> _Short problem_:
Return all of the data exactly as written, without the pictures.

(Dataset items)
— START —
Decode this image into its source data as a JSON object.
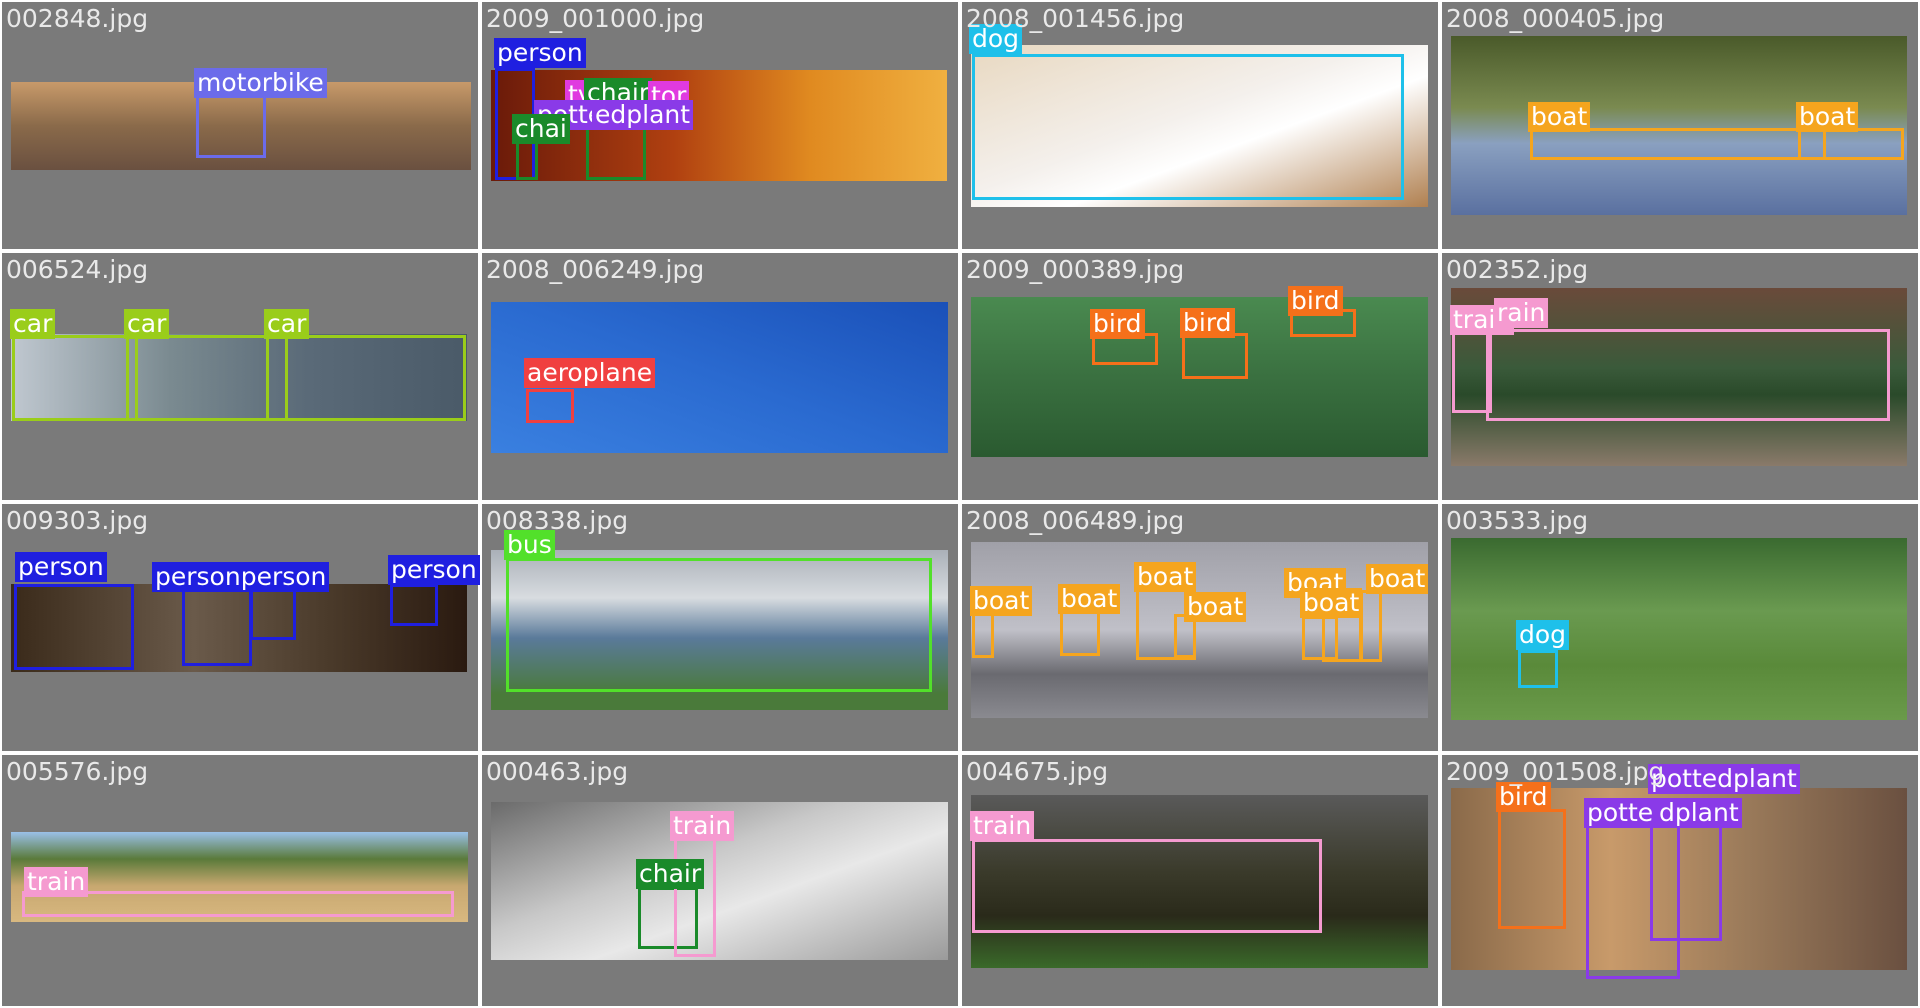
{
  "colors": {
    "tile_bg": "#7a7a7a",
    "filename_text": "#e9e9e9",
    "label_text": "#ffffff",
    "person": "#1f1fe0",
    "motorbike": "#6b6bea",
    "chair": "#1a8a2a",
    "tvmonitor": "#e03ae0",
    "pottedplant": "#8a3ae8",
    "dog": "#1ec0ea",
    "boat": "#f5a51e",
    "car": "#9acd1a",
    "aeroplane": "#f04040",
    "bird": "#f5701a",
    "train": "#f59ad0",
    "bus": "#52e02a"
  },
  "tiles": [
    {
      "filename": "002848.jpg",
      "detections": [
        {
          "label": "motorbike"
        }
      ]
    },
    {
      "filename": "2009_001000.jpg",
      "detections": [
        {
          "label": "person"
        },
        {
          "label": "tv"
        },
        {
          "label": "chair"
        },
        {
          "label": "tor"
        },
        {
          "label": "potte"
        },
        {
          "label": "edplant"
        },
        {
          "label": "chai"
        }
      ]
    },
    {
      "filename": "2008_001456.jpg",
      "detections": [
        {
          "label": "dog"
        }
      ]
    },
    {
      "filename": "2008_000405.jpg",
      "detections": [
        {
          "label": "boat"
        },
        {
          "label": "boat"
        }
      ]
    },
    {
      "filename": "006524.jpg",
      "detections": [
        {
          "label": "car"
        },
        {
          "label": "car"
        },
        {
          "label": "car"
        }
      ]
    },
    {
      "filename": "2008_006249.jpg",
      "detections": [
        {
          "label": "aeroplane"
        }
      ]
    },
    {
      "filename": "2009_000389.jpg",
      "detections": [
        {
          "label": "bird"
        },
        {
          "label": "bird"
        },
        {
          "label": "bird"
        }
      ]
    },
    {
      "filename": "002352.jpg",
      "detections": [
        {
          "label": "train"
        },
        {
          "label": "rain"
        }
      ]
    },
    {
      "filename": "009303.jpg",
      "detections": [
        {
          "label": "person"
        },
        {
          "label": "personperson"
        },
        {
          "label": "person"
        }
      ]
    },
    {
      "filename": "008338.jpg",
      "detections": [
        {
          "label": "bus"
        }
      ]
    },
    {
      "filename": "2008_006489.jpg",
      "detections": [
        {
          "label": "boat"
        },
        {
          "label": "boat"
        },
        {
          "label": "boat"
        },
        {
          "label": "boat"
        },
        {
          "label": "boat"
        },
        {
          "label": "boat"
        },
        {
          "label": "boat"
        }
      ]
    },
    {
      "filename": "003533.jpg",
      "detections": [
        {
          "label": "dog"
        }
      ]
    },
    {
      "filename": "005576.jpg",
      "detections": [
        {
          "label": "train"
        }
      ]
    },
    {
      "filename": "000463.jpg",
      "detections": [
        {
          "label": "train"
        },
        {
          "label": "chair"
        }
      ]
    },
    {
      "filename": "004675.jpg",
      "detections": [
        {
          "label": "train"
        }
      ]
    },
    {
      "filename": "2009_001508.jpg",
      "detections": [
        {
          "label": "bird"
        },
        {
          "label": "pottedplant"
        },
        {
          "label": "potte"
        },
        {
          "label": "dplant"
        }
      ]
    }
  ]
}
— END —
> _Exercise response_:
Decode this image into its source data as a JSON object.
{
  "colors": {
    "tile_bg": "#7a7a7a",
    "filename_text": "#e9e9e9",
    "label_text": "#ffffff",
    "person": "#1f1fe0",
    "motorbike": "#6b6bea",
    "chair": "#1a8a2a",
    "tvmonitor": "#e03ae0",
    "pottedplant": "#8a3ae8",
    "dog": "#1ec0ea",
    "boat": "#f5a51e",
    "car": "#9acd1a",
    "aeroplane": "#f04040",
    "bird": "#f5701a",
    "train": "#f59ad0",
    "bus": "#52e02a"
  },
  "tiles": [
    {
      "filename": "002848.jpg",
      "detections": [
        {
          "label": "motorbike"
        }
      ]
    },
    {
      "filename": "2009_001000.jpg",
      "detections": [
        {
          "label": "person"
        },
        {
          "label": "tv"
        },
        {
          "label": "chair"
        },
        {
          "label": "tor"
        },
        {
          "label": "potte"
        },
        {
          "label": "edplant"
        },
        {
          "label": "chai"
        }
      ]
    },
    {
      "filename": "2008_001456.jpg",
      "detections": [
        {
          "label": "dog"
        }
      ]
    },
    {
      "filename": "2008_000405.jpg",
      "detections": [
        {
          "label": "boat"
        },
        {
          "label": "boat"
        }
      ]
    },
    {
      "filename": "006524.jpg",
      "detections": [
        {
          "label": "car"
        },
        {
          "label": "car"
        },
        {
          "label": "car"
        }
      ]
    },
    {
      "filename": "2008_006249.jpg",
      "detections": [
        {
          "label": "aeroplane"
        }
      ]
    },
    {
      "filename": "2009_000389.jpg",
      "detections": [
        {
          "label": "bird"
        },
        {
          "label": "bird"
        },
        {
          "label": "bird"
        }
      ]
    },
    {
      "filename": "002352.jpg",
      "detections": [
        {
          "label": "train"
        },
        {
          "label": "rain"
        }
      ]
    },
    {
      "filename": "009303.jpg",
      "detections": [
        {
          "label": "person"
        },
        {
          "label": "personperson"
        },
        {
          "label": "person"
        }
      ]
    },
    {
      "filename": "008338.jpg",
      "detections": [
        {
          "label": "bus"
        }
      ]
    },
    {
      "filename": "2008_006489.jpg",
      "detections": [
        {
          "label": "boat"
        },
        {
          "label": "boat"
        },
        {
          "label": "boat"
        },
        {
          "label": "boat"
        },
        {
          "label": "boat"
        },
        {
          "label": "boat"
        },
        {
          "label": "boat"
        }
      ]
    },
    {
      "filename": "003533.jpg",
      "detections": [
        {
          "label": "dog"
        }
      ]
    },
    {
      "filename": "005576.jpg",
      "detections": [
        {
          "label": "train"
        }
      ]
    },
    {
      "filename": "000463.jpg",
      "detections": [
        {
          "label": "train"
        },
        {
          "label": "chair"
        }
      ]
    },
    {
      "filename": "004675.jpg",
      "detections": [
        {
          "label": "train"
        }
      ]
    },
    {
      "filename": "2009_001508.jpg",
      "detections": [
        {
          "label": "bird"
        },
        {
          "label": "pottedplant"
        },
        {
          "label": "potte"
        },
        {
          "label": "dplant"
        }
      ]
    }
  ]
}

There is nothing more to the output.